:: Dataset rows

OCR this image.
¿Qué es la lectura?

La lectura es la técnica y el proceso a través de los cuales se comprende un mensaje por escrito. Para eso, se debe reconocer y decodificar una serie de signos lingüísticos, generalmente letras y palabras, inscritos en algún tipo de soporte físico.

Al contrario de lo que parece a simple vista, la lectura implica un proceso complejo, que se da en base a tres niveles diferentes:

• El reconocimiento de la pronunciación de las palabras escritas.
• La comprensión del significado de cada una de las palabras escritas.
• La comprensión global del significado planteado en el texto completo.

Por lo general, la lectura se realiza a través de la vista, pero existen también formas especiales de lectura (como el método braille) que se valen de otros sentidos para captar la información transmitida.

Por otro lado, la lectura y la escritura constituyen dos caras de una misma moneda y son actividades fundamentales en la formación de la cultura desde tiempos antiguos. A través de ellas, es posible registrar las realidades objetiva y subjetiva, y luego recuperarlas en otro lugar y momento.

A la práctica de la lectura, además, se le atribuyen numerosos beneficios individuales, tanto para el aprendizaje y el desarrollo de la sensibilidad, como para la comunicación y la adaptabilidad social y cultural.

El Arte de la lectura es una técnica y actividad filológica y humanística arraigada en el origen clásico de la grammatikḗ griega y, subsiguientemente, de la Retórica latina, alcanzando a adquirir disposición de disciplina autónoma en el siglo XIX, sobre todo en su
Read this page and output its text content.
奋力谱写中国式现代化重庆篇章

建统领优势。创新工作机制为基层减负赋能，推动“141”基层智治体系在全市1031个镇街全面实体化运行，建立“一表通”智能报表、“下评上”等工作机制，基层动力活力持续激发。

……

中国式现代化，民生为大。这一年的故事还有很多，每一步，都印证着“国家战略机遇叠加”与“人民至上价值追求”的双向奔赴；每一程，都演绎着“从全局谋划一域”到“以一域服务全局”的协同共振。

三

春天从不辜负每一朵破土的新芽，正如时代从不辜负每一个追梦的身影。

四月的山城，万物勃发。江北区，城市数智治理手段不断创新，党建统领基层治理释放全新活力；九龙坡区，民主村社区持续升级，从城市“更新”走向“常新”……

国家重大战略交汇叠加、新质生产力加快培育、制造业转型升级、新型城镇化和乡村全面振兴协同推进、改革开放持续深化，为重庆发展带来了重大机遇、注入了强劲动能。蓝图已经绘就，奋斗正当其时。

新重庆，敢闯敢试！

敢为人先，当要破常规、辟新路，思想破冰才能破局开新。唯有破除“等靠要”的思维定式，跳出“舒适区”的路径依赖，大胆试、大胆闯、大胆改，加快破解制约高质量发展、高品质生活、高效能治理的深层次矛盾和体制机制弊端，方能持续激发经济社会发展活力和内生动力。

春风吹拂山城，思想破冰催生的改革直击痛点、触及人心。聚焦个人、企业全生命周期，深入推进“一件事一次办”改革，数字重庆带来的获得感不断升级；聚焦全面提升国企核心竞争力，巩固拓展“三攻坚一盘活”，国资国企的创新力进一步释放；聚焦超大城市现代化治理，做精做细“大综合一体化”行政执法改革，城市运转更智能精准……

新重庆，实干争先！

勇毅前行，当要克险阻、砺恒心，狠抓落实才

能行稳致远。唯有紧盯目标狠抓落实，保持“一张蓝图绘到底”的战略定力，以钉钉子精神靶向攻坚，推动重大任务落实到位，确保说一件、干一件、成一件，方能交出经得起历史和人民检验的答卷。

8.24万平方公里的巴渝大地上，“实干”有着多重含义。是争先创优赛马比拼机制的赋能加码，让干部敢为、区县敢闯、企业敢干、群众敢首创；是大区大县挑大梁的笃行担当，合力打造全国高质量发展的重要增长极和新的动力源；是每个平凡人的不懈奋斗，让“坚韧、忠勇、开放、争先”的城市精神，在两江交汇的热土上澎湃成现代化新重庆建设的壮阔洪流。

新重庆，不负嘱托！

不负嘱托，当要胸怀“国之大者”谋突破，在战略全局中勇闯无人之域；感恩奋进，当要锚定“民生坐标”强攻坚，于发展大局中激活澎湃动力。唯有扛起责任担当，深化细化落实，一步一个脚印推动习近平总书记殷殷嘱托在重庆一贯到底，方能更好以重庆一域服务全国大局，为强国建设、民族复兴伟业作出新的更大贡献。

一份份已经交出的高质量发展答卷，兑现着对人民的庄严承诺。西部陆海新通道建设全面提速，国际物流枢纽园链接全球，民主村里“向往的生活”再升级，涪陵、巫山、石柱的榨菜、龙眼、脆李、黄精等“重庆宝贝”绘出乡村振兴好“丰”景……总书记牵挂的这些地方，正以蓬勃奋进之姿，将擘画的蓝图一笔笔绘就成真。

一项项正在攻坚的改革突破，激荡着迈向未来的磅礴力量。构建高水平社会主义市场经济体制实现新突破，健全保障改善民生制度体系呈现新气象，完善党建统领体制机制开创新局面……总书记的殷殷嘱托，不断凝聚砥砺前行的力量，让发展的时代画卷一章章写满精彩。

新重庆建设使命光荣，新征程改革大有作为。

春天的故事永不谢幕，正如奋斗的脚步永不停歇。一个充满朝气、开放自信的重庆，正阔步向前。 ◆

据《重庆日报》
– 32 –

::::

#### [Exercise requirements]
Without leaving anything out, quote all the data.

#### [Result of the task]
OCR this image.
¿Qué es la lectura?

La lectura es la técnica y el proceso a través de los cuales se comprende un mensaje por escrito. Para eso, se debe reconocer y decodificar una serie de signos lingüísticos, generalmente letras y palabras, inscritos en algún tipo de soporte físico.

Al contrario de lo que parece a simple vista, la lectura implica un proceso complejo, que se da en base a tres niveles diferentes:

• El reconocimiento de la pronunciación de las palabras escritas.
• La comprensión del significado de cada una de las palabras escritas.
• La comprensión global del significado planteado en el texto completo.

Por lo general, la lectura se realiza a través de la vista, pero existen también formas especiales de lectura (como el método braille) que se valen de otros sentidos para captar la información transmitida.

Por otro lado, la lectura y la escritura constituyen dos caras de una misma moneda y son actividades fundamentales en la formación de la cultura desde tiempos antiguos. A través de ellas, es posible registrar las realidades objetiva y subjetiva, y luego recuperarlas en otro lugar y momento.

A la práctica de la lectura, además, se le atribuyen numerosos beneficios individuales, tanto para el aprendizaje y el desarrollo de la sensibilidad, como para la comunicación y la adaptabilidad social y cultural.

El Arte de la lectura es una técnica y actividad filológica y humanística arraigada en el origen clásico de la grammatikḗ griega y, subsiguientemente, de la Retórica latina, alcanzando a adquirir disposición de disciplina autónoma en el siglo XIX, sobre todo en su
Read this page and output its text content.
奋力谱写中国式现代化重庆篇章

建统领优势。创新工作机制为基层减负赋能，推动“141”基层智治体系在全市1031个镇街全面实体化运行，建立“一表通”智能报表、“下评上”等工作机制，基层动力活力持续激发。

……

中国式现代化，民生为大。这一年的故事还有很多，每一步，都印证着“国家战略机遇叠加”与“人民至上价值追求”的双向奔赴；每一程，都演绎着“从全局谋划一域”到“以一域服务全局”的协同共振。

三

春天从不辜负每一朵破土的新芽，正如时代从不辜负每一个追梦的身影。

四月的山城，万物勃发。江北区，城市数智治理手段不断创新，党建统领基层治理释放全新活力；九龙坡区，民主村社区持续升级，从城市“更新”走向“常新”……

国家重大战略交汇叠加、新质生产力加快培育、制造业转型升级、新型城镇化和乡村全面振兴协同推进、改革开放持续深化，为重庆发展带来了重大机遇、注入了强劲动能。蓝图已经绘就，奋斗正当其时。

新重庆，敢闯敢试！

敢为人先，当要破常规、辟新路，思想破冰才能破局开新。唯有破除“等靠要”的思维定式，跳出“舒适区”的路径依赖，大胆试、大胆闯、大胆改，加快破解制约高质量发展、高品质生活、高效能治理的深层次矛盾和体制机制弊端，方能持续激发经济社会发展活力和内生动力。

春风吹拂山城，思想破冰催生的改革直击痛点、触及人心。聚焦个人、企业全生命周期，深入推进“一件事一次办”改革，数字重庆带来的获得感不断升级；聚焦全面提升国企核心竞争力，巩固拓展“三攻坚一盘活”，国资国企的创新力进一步释放；聚焦超大城市现代化治理，做精做细“大综合一体化”行政执法改革，城市运转更智能精准……

新重庆，实干争先！

勇毅前行，当要克险阻、砺恒心，狠抓落实才

能行稳致远。唯有紧盯目标狠抓落实，保持“一张蓝图绘到底”的战略定力，以钉钉子精神靶向攻坚，推动重大任务落实到位，确保说一件、干一件、成一件，方能交出经得起历史和人民检验的答卷。

8.24万平方公里的巴渝大地上，“实干”有着多重含义。是争先创优赛马比拼机制的赋能加码，让干部敢为、区县敢闯、企业敢干、群众敢首创；是大区大县挑大梁的笃行担当，合力打造全国高质量发展的重要增长极和新的动力源；是每个平凡人的不懈奋斗，让“坚韧、忠勇、开放、争先”的城市精神，在两江交汇的热土上澎湃成现代化新重庆建设的壮阔洪流。

新重庆，不负嘱托！

不负嘱托，当要胸怀“国之大者”谋突破，在战略全局中勇闯无人之域；感恩奋进，当要锚定“民生坐标”强攻坚，于发展大局中激活澎湃动力。唯有扛起责任担当，深化细化落实，一步一个脚印推动习近平总书记殷殷嘱托在重庆一贯到底，方能更好以重庆一域服务全国大局，为强国建设、民族复兴伟业作出新的更大贡献。

一份份已经交出的高质量发展答卷，兑现着对人民的庄严承诺。西部陆海新通道建设全面提速，国际物流枢纽园链接全球，民主村里“向往的生活”再升级，涪陵、巫山、石柱的榨菜、龙眼、脆李、黄精等“重庆宝贝”绘出乡村振兴好“丰”景……总书记牵挂的这些地方，正以蓬勃奋进之姿，将擘画的蓝图一笔笔绘就成真。

一项项正在攻坚的改革突破，激荡着迈向未来的磅礴力量。构建高水平社会主义市场经济体制实现新突破，健全保障改善民生制度体系呈现新气象，完善党建统领体制机制开创新局面……总书记的殷殷嘱托，不断凝聚砥砺前行的力量，让发展的时代画卷一章章写满精彩。

新重庆建设使命光荣，新征程改革大有作为。

春天的故事永不谢幕，正如奋斗的脚步永不停歇。一个充满朝气、开放自信的重庆，正阔步向前。 ◆

据《重庆日报》
– 32 –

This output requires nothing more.